> _SHORT PROBLEM_
Please rewrite the items below with every "x-tick-label" changed to "x-axis-label", leaving everything else as it is.

> _INFORMATION PROVIDED_
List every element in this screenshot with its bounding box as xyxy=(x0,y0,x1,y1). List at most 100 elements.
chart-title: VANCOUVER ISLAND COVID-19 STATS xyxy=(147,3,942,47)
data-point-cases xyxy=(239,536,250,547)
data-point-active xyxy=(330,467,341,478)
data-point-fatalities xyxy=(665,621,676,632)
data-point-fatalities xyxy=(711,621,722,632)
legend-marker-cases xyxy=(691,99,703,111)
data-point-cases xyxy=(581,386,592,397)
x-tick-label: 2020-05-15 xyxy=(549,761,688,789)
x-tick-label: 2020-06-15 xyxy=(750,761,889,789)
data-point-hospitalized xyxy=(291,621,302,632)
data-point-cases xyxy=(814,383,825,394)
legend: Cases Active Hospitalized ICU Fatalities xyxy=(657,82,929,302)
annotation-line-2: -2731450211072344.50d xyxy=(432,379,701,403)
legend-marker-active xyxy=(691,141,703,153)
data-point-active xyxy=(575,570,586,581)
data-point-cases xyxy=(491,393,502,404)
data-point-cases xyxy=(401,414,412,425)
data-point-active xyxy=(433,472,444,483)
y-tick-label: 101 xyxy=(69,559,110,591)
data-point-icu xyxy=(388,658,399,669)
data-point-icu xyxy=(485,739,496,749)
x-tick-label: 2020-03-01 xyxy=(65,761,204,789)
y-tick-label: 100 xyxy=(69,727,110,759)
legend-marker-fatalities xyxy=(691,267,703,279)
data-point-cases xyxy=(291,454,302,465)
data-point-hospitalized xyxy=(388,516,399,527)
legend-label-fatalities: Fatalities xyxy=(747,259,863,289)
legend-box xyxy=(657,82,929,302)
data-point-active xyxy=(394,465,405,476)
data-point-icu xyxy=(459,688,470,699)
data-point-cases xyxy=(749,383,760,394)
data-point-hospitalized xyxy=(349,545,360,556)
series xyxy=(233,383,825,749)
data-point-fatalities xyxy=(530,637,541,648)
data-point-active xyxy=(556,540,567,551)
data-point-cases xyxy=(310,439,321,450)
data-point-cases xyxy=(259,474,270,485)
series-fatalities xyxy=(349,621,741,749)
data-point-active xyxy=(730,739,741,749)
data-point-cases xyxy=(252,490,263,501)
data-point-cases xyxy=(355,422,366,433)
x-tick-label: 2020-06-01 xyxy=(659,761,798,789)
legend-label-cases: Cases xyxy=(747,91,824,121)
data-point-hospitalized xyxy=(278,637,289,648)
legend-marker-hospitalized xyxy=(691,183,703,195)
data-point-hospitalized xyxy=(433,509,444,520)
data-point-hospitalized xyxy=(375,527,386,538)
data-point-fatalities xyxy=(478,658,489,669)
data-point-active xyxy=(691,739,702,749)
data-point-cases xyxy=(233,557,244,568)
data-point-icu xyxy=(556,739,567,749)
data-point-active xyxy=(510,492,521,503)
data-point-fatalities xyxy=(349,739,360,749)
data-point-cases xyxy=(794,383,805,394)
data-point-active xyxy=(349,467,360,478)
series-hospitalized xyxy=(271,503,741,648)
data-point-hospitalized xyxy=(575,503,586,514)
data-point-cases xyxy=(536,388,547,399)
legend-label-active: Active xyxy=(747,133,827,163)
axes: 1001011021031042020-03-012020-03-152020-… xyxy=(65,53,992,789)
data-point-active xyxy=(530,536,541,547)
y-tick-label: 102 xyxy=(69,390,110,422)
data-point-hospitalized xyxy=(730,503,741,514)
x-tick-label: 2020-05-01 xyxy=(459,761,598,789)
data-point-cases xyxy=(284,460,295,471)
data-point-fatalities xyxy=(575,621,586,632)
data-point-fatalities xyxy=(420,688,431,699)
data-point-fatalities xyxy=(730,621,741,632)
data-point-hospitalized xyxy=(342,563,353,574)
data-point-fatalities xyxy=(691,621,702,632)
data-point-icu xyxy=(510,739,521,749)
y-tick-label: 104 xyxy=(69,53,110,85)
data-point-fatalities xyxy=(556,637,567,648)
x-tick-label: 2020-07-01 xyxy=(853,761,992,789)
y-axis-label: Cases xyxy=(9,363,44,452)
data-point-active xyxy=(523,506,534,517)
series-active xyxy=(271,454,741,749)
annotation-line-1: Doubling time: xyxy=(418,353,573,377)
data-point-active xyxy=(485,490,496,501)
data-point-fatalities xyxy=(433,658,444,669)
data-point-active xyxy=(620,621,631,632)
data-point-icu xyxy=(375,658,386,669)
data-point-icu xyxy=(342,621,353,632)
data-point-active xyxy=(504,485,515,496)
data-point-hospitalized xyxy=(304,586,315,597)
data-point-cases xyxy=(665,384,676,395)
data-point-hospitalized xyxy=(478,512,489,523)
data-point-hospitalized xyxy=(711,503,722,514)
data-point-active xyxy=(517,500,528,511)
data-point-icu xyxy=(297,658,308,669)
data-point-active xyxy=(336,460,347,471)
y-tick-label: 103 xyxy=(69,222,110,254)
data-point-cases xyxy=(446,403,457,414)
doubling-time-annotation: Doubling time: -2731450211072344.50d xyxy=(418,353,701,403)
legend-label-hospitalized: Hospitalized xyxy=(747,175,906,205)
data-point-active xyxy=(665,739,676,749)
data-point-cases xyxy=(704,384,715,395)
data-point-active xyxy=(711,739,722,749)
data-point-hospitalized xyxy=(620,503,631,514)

> _EXERCISE RESULT_
List every element in this screenshot with its bounding box as xyxy=(x0,y0,x1,y1). List at most 100 elements.
chart-title: VANCOUVER ISLAND COVID-19 STATS xyxy=(147,3,942,47)
data-point-cases xyxy=(239,536,250,547)
data-point-active xyxy=(330,467,341,478)
data-point-fatalities xyxy=(665,621,676,632)
data-point-fatalities xyxy=(711,621,722,632)
legend-marker-cases xyxy=(691,99,703,111)
data-point-cases xyxy=(581,386,592,397)
x-axis-label: 2020-05-15 xyxy=(549,761,688,789)
x-axis-label: 2020-06-15 xyxy=(750,761,889,789)
data-point-hospitalized xyxy=(291,621,302,632)
data-point-cases xyxy=(814,383,825,394)
legend: Cases Active Hospitalized ICU Fatalities xyxy=(657,82,929,302)
annotation-line-2: -2731450211072344.50d xyxy=(432,379,701,403)
legend-marker-active xyxy=(691,141,703,153)
data-point-active xyxy=(575,570,586,581)
data-point-cases xyxy=(491,393,502,404)
data-point-cases xyxy=(401,414,412,425)
data-point-active xyxy=(433,472,444,483)
y-tick-label: 101 xyxy=(69,559,110,591)
data-point-icu xyxy=(388,658,399,669)
data-point-icu xyxy=(485,739,496,749)
x-axis-label: 2020-03-01 xyxy=(65,761,204,789)
y-tick-label: 100 xyxy=(69,727,110,759)
legend-marker-fatalities xyxy=(691,267,703,279)
data-point-cases xyxy=(291,454,302,465)
data-point-hospitalized xyxy=(388,516,399,527)
legend-label-fatalities: Fatalities xyxy=(747,259,863,289)
legend-box xyxy=(657,82,929,302)
data-point-active xyxy=(394,465,405,476)
data-point-icu xyxy=(459,688,470,699)
data-point-cases xyxy=(749,383,760,394)
data-point-hospitalized xyxy=(349,545,360,556)
series xyxy=(233,383,825,749)
data-point-fatalities xyxy=(530,637,541,648)
data-point-active xyxy=(556,540,567,551)
data-point-cases xyxy=(310,439,321,450)
data-point-cases xyxy=(259,474,270,485)
series-fatalities xyxy=(349,621,741,749)
data-point-active xyxy=(730,739,741,749)
data-point-cases xyxy=(252,490,263,501)
data-point-cases xyxy=(355,422,366,433)
x-axis-label: 2020-06-01 xyxy=(659,761,798,789)
legend-label-cases: Cases xyxy=(747,91,824,121)
data-point-hospitalized xyxy=(278,637,289,648)
legend-marker-hospitalized xyxy=(691,183,703,195)
data-point-hospitalized xyxy=(433,509,444,520)
data-point-hospitalized xyxy=(375,527,386,538)
data-point-fatalities xyxy=(478,658,489,669)
data-point-active xyxy=(691,739,702,749)
data-point-cases xyxy=(233,557,244,568)
data-point-icu xyxy=(556,739,567,749)
data-point-active xyxy=(510,492,521,503)
data-point-fatalities xyxy=(349,739,360,749)
data-point-cases xyxy=(794,383,805,394)
data-point-active xyxy=(349,467,360,478)
series-hospitalized xyxy=(271,503,741,648)
data-point-hospitalized xyxy=(575,503,586,514)
data-point-cases xyxy=(536,388,547,399)
legend-label-active: Active xyxy=(747,133,827,163)
axes: 1001011021031042020-03-012020-03-152020-… xyxy=(65,53,992,789)
data-point-active xyxy=(530,536,541,547)
y-tick-label: 102 xyxy=(69,390,110,422)
data-point-hospitalized xyxy=(730,503,741,514)
x-axis-label: 2020-05-01 xyxy=(459,761,598,789)
data-point-cases xyxy=(284,460,295,471)
data-point-fatalities xyxy=(575,621,586,632)
data-point-fatalities xyxy=(420,688,431,699)
data-point-fatalities xyxy=(730,621,741,632)
data-point-hospitalized xyxy=(342,563,353,574)
data-point-fatalities xyxy=(691,621,702,632)
data-point-icu xyxy=(510,739,521,749)
y-tick-label: 104 xyxy=(69,53,110,85)
data-point-fatalities xyxy=(556,637,567,648)
x-axis-label: 2020-07-01 xyxy=(853,761,992,789)
y-axis-label: Cases xyxy=(9,363,44,452)
data-point-active xyxy=(523,506,534,517)
series-active xyxy=(271,454,741,749)
annotation-line-1: Doubling time: xyxy=(418,353,573,377)
data-point-active xyxy=(485,490,496,501)
data-point-fatalities xyxy=(433,658,444,669)
data-point-active xyxy=(620,621,631,632)
data-point-icu xyxy=(375,658,386,669)
data-point-icu xyxy=(342,621,353,632)
data-point-active xyxy=(504,485,515,496)
data-point-hospitalized xyxy=(304,586,315,597)
data-point-cases xyxy=(665,384,676,395)
data-point-hospitalized xyxy=(478,512,489,523)
data-point-hospitalized xyxy=(711,503,722,514)
data-point-active xyxy=(517,500,528,511)
data-point-icu xyxy=(297,658,308,669)
data-point-active xyxy=(336,460,347,471)
y-tick-label: 103 xyxy=(69,222,110,254)
data-point-cases xyxy=(446,403,457,414)
doubling-time-annotation: Doubling time: -2731450211072344.50d xyxy=(418,353,701,403)
legend-label-hospitalized: Hospitalized xyxy=(747,175,906,205)
data-point-active xyxy=(665,739,676,749)
data-point-cases xyxy=(704,384,715,395)
data-point-active xyxy=(711,739,722,749)
data-point-hospitalized xyxy=(620,503,631,514)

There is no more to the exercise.